**WRITTEN REQUEST:**
Find and return each line containing "определяется".

**RECORD SET:**
** start **

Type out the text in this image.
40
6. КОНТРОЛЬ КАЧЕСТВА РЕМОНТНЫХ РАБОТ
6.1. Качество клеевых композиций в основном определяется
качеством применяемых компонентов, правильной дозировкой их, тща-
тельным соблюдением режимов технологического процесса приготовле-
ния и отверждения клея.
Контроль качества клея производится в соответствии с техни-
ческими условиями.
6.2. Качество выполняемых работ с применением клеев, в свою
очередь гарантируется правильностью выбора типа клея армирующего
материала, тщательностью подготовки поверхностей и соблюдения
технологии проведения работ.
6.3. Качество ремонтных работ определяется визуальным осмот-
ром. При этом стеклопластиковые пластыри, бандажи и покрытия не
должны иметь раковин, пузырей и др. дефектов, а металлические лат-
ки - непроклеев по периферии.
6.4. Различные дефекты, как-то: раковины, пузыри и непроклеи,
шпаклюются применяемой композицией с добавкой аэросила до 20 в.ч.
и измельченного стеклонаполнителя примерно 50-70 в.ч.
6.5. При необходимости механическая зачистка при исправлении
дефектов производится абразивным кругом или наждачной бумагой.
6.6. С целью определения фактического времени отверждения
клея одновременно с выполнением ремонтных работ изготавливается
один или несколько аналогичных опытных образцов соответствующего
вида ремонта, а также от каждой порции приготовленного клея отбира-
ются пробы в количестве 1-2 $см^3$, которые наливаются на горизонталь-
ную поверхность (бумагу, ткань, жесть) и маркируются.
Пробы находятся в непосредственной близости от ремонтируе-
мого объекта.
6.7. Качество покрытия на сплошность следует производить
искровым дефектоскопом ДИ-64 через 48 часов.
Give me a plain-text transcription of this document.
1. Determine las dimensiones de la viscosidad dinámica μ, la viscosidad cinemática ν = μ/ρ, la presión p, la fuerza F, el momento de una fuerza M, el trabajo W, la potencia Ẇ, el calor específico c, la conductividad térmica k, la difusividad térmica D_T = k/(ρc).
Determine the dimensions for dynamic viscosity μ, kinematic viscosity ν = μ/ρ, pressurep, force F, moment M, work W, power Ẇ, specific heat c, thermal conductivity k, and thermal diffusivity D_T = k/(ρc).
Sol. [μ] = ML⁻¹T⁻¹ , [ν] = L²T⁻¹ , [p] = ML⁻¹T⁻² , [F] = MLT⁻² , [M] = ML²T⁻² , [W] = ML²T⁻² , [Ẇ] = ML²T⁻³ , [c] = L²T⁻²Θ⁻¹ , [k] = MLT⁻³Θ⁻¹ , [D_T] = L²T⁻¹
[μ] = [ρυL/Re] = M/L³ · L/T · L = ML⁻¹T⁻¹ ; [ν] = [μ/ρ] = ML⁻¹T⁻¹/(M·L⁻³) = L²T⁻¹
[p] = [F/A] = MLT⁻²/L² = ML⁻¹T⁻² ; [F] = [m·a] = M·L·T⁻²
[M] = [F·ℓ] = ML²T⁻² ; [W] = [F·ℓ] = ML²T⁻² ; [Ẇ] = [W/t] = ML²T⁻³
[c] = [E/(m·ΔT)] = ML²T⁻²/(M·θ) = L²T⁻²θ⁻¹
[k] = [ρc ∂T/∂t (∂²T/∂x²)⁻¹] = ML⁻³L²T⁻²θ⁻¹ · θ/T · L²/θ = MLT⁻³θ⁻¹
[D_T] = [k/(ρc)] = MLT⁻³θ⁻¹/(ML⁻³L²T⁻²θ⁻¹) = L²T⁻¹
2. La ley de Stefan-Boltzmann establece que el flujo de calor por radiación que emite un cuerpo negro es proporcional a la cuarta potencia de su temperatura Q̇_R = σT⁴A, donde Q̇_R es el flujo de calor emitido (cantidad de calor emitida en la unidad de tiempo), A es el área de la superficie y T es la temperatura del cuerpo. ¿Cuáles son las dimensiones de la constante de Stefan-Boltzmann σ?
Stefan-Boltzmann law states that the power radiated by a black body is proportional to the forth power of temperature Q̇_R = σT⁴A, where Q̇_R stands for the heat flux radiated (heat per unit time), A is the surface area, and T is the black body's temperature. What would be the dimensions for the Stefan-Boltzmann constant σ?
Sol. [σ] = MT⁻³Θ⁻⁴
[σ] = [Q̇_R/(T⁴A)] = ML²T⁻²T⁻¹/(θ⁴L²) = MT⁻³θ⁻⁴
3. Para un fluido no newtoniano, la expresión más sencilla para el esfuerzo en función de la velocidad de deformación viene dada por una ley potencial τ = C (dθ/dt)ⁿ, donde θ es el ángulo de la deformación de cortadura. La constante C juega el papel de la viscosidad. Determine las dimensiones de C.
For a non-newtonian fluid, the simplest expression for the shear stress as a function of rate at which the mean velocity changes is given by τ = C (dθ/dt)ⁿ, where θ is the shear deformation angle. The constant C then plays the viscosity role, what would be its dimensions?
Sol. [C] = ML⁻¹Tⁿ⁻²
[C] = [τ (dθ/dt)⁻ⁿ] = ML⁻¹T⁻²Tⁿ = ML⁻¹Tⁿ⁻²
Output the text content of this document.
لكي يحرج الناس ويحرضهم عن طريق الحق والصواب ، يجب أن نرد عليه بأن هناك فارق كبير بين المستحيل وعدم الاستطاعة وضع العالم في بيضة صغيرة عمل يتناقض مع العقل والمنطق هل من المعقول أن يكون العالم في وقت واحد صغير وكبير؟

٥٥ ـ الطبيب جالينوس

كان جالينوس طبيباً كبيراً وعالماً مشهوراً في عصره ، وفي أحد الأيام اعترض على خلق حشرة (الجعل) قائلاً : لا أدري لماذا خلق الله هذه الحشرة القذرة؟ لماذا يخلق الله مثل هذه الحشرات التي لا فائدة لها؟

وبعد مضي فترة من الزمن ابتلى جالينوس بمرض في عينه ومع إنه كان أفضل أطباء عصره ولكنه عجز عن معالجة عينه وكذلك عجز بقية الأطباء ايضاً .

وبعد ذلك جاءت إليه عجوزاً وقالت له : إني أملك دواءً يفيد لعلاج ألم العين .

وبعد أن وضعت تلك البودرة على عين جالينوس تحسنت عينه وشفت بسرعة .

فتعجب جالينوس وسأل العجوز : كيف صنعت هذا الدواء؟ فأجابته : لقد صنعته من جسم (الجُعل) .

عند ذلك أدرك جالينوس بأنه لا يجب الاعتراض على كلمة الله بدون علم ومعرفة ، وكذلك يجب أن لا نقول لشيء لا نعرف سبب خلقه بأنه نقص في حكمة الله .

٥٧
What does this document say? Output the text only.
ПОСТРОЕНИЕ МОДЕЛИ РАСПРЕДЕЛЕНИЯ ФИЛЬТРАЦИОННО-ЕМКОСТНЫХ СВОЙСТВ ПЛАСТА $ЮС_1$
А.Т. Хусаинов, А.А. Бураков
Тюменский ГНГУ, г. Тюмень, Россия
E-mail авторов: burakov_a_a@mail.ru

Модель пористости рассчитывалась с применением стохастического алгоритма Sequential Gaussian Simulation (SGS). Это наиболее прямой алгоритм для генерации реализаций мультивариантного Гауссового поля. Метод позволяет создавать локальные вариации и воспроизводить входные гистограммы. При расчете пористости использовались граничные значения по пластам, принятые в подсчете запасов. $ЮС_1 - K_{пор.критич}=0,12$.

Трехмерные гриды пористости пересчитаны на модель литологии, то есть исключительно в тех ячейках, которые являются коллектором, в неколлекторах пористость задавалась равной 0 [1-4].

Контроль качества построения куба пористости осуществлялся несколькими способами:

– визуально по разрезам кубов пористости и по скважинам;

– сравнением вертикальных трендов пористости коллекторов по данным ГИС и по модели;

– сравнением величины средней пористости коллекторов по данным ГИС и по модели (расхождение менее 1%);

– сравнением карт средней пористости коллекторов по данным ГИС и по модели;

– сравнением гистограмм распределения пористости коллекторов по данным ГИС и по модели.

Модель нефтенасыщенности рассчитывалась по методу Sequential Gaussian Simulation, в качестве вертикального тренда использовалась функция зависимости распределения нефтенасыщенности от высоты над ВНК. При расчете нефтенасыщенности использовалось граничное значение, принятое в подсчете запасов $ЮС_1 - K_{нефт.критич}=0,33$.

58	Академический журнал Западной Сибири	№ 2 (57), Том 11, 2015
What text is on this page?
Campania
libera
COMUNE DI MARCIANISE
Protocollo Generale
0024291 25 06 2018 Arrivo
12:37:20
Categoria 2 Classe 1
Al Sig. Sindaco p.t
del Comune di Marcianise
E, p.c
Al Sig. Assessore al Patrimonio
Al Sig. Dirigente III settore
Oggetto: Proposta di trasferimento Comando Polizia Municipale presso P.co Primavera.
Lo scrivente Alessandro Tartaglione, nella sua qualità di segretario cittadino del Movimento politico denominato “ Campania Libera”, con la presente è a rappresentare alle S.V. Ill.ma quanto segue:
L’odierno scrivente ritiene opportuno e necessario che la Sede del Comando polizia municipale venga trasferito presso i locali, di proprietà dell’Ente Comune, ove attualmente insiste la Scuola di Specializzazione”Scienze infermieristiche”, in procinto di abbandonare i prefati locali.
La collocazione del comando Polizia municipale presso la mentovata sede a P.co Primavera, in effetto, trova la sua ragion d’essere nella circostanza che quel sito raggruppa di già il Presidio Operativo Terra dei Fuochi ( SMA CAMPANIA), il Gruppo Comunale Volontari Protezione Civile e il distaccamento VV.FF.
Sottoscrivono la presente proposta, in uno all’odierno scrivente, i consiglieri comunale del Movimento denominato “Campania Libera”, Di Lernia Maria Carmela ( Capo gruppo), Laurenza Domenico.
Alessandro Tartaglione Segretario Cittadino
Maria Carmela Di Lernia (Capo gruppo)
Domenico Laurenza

** end **

**RESPONSE TO THE EXERCISE:**
6.1. Качество клеевых композиций в основном определяется
6.3. Качество ремонтных работ определяется визуальным осмот-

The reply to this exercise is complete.